## Task directions
Reproduce, word for word, the part of the forum posts about the Bank Street Boys Home that opens with the words containing "He must have" and closes with "and even tempered.".

## Excerpt provided

He must have been terribly starved and neglected as a child - both he and my great grandmother who came from a similar deprived background were very small - he was less than 5' 3" as a man and all of his children towered over him by many inches, so you know poor diet must have been the culprit. I have his WWI service records (he signed up in his 40's when he was the father of 6 as an ambulence driver), and he apparently had foot problems occasioned by improper footwear as a child (the medical records make mention of his foot deformities due to ill fitted shoes and that he couldn't walk far or march).

And for all of that, he ended up as just a lovely sweet man, father of 9, and very gentle, kind and even tempered.

I just can't imagine the poverty. I have a picture taken in Greenock of a school class in 1911 - my great grandmother's first child is in the picture. This little girl was left behind when my great grandmother went to Canada. What is remarkable about the picture is how ragged and dirty all the children are. Most of them look very thin and worn, many are quite dirty, clothing ill fitting, worn, patched and ragged - most of the boys look like they are wearing items made from worn out adult clothing. All of the little boys in the front are barefoot, although it is clearly NOT warm or dry.

It's like something out of a Dicken's novel.

M.

 
Title: Re: Ragged School/Bank St Boys Home
Post by: Maggiemck on Tuesday 29 September 09 10:50 BST (UK)
oh isn't that sad. It's remarkable how well people turned out despite these circumstances isn't it? My grandfather spent some period of his life there and I've been trying to find out when he went there and what the circumstances were but it's a part of Greenock's history which I fear has been lost to us. But he had a similar story to your great grandfather I guess.

I'm glad to say, like your ancestor, my grandfather turned out a decent man in spite of his difficult early years. He had a long standing naval career and served in the Royal Navy during the second world war and was rewarded with medals for his time spent in service. He married my grandmother and they had 10 children together and he was a good family man. It's heartwarming to know that something good can come out of such a horrible start in life. I think they had to be tough in those days to deal with what life threw at them.

## The data
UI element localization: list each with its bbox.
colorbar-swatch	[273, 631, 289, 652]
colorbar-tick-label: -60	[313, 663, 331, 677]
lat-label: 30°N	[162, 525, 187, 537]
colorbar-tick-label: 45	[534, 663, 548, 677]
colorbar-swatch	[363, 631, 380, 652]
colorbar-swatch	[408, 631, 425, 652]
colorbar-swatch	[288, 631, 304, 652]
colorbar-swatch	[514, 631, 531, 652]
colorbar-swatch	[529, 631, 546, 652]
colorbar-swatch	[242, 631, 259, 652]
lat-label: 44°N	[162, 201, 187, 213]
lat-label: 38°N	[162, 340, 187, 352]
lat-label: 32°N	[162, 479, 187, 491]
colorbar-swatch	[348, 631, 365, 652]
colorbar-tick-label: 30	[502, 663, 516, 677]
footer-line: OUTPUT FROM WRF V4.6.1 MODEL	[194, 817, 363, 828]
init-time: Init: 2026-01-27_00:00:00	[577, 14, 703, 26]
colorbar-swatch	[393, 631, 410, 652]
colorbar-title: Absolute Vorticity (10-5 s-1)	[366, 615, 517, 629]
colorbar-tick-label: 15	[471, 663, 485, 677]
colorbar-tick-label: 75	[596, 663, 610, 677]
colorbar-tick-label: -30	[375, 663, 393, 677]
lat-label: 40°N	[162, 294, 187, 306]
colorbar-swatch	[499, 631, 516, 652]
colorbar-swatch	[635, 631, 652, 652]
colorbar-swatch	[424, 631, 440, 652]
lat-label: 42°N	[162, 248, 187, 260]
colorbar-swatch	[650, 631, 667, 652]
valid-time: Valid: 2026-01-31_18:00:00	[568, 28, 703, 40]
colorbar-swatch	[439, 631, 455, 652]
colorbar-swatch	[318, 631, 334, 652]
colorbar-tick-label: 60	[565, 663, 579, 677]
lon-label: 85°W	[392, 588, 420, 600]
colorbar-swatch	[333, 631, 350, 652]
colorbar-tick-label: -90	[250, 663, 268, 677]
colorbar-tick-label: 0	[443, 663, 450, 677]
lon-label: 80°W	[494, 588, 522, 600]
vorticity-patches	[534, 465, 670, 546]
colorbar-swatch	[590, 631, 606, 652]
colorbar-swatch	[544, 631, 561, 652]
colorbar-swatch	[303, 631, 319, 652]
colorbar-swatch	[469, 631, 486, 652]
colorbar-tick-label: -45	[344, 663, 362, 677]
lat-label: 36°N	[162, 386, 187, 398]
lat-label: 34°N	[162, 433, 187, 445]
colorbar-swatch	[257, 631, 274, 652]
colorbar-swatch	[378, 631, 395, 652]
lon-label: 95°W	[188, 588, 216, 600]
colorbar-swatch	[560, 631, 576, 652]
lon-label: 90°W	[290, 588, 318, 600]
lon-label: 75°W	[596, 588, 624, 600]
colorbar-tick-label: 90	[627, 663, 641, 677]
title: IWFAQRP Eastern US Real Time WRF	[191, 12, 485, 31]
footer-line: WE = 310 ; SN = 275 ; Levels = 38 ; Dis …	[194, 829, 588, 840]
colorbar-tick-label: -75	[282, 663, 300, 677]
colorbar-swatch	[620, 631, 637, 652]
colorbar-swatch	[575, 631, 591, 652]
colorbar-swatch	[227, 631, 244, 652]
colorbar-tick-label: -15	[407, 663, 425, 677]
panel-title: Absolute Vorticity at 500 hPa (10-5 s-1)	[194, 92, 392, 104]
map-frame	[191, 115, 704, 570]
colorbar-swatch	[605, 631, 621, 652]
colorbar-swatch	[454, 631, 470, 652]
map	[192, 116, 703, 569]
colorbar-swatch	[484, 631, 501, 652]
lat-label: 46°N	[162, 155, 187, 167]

## Solved exercise
He must have been terribly starved and neglected as a child - both he and my great grandmother who came from a similar deprived background were very small - he was less than 5' 3" as a man and all of his children towered over him by many inches, so you know poor diet must have been the culprit. I have his WWI service records (he signed up in his 40's when he was the father of 6 as an ambulence driver), and he apparently had foot problems occasioned by improper footwear as a child (the medical records make mention of his foot deformities due to ill fitted shoes and that he couldn't walk far or march).

And for all of that, he ended up as just a lovely sweet man, father of 9, and very gentle, kind and even tempered.